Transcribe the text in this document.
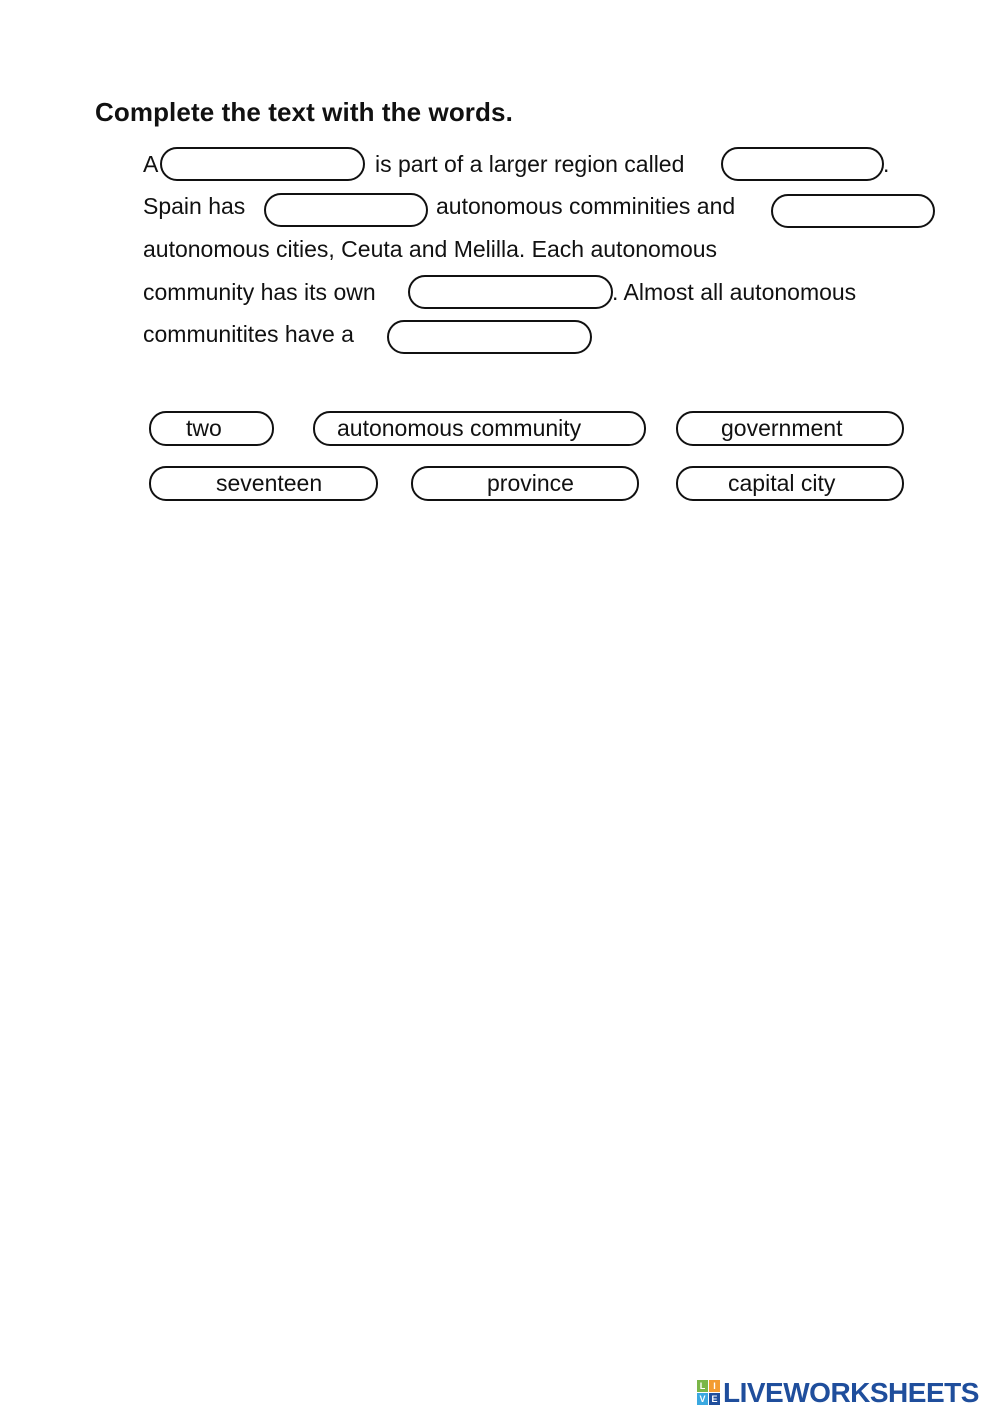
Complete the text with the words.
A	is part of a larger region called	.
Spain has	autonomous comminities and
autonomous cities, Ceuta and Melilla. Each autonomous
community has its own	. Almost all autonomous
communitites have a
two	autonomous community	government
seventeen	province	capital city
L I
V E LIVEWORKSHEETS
==
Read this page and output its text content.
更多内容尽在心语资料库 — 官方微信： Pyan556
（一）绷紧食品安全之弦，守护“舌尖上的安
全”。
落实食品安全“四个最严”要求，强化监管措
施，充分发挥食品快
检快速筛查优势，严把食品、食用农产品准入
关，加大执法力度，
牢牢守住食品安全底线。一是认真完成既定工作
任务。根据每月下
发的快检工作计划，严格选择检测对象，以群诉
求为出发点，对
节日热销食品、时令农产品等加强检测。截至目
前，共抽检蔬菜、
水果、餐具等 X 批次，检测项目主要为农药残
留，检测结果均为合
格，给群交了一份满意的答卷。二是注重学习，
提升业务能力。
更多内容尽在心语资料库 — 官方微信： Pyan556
* * *
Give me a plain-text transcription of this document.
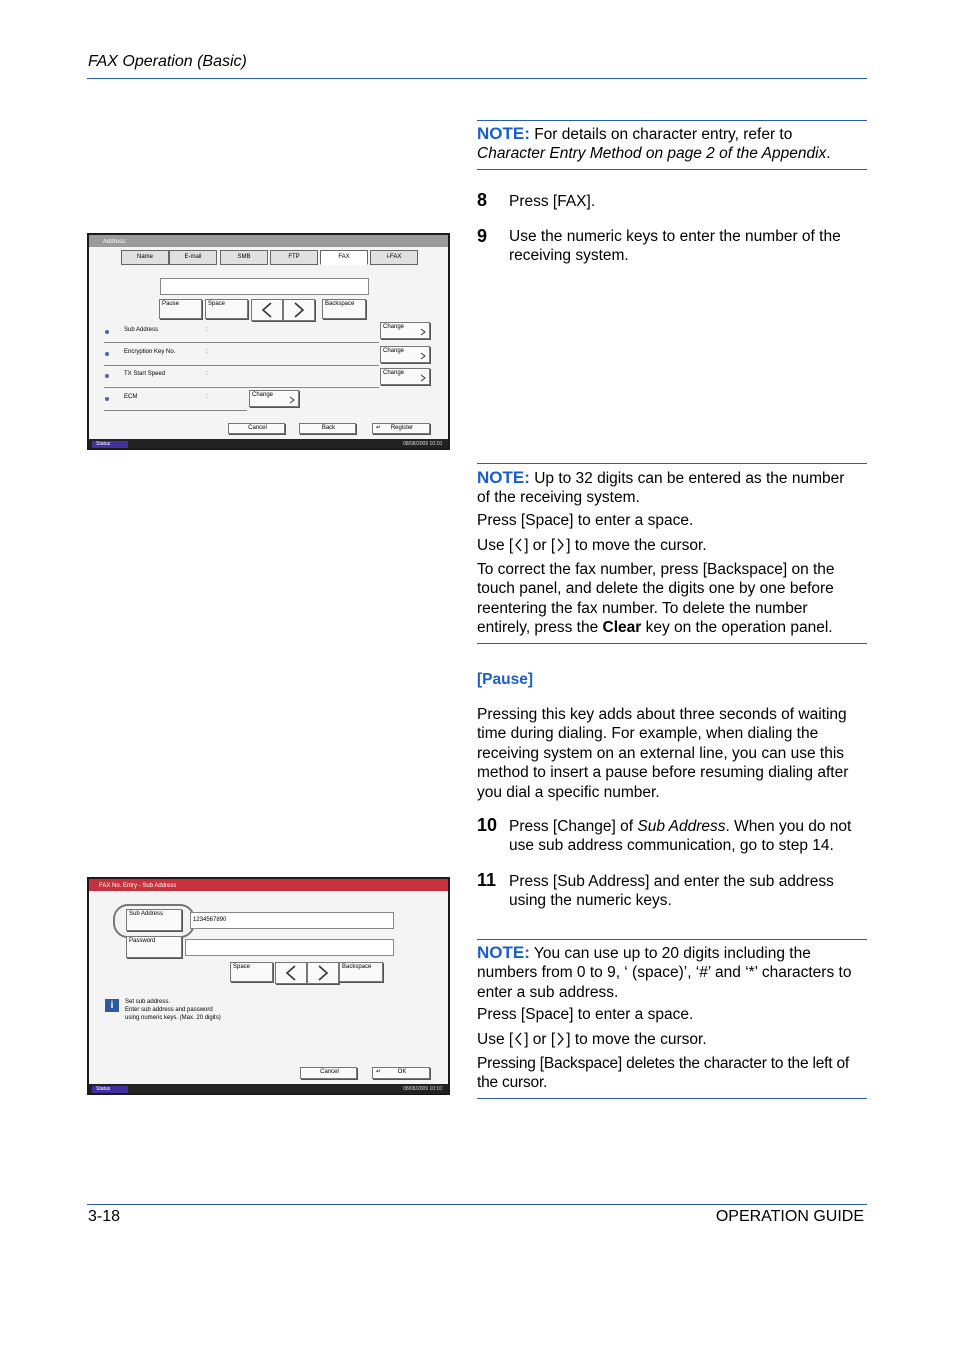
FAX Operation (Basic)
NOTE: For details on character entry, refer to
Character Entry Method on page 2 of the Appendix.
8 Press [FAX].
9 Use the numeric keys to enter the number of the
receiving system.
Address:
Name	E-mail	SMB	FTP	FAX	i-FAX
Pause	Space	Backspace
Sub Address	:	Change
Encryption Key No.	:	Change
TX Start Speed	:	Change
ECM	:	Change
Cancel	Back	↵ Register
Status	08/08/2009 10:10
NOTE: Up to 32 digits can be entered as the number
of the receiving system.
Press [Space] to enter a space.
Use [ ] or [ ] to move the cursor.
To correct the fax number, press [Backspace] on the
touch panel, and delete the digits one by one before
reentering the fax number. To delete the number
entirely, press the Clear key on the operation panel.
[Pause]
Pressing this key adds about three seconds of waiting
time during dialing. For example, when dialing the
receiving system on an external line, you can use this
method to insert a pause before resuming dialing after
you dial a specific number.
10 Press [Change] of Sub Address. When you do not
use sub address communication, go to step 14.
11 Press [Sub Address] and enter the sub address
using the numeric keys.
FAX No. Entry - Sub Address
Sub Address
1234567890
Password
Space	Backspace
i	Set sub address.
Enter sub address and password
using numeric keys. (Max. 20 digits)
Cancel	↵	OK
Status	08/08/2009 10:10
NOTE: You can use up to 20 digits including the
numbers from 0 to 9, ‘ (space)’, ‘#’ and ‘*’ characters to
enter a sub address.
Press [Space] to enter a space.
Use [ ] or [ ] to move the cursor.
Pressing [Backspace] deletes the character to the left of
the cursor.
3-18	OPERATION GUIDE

Aim of the exercise ▸
Show the lines of the records that include the string "before".

The completed task ▸
touch panel, and delete the digits one by one before
method to insert a pause before resuming dialing after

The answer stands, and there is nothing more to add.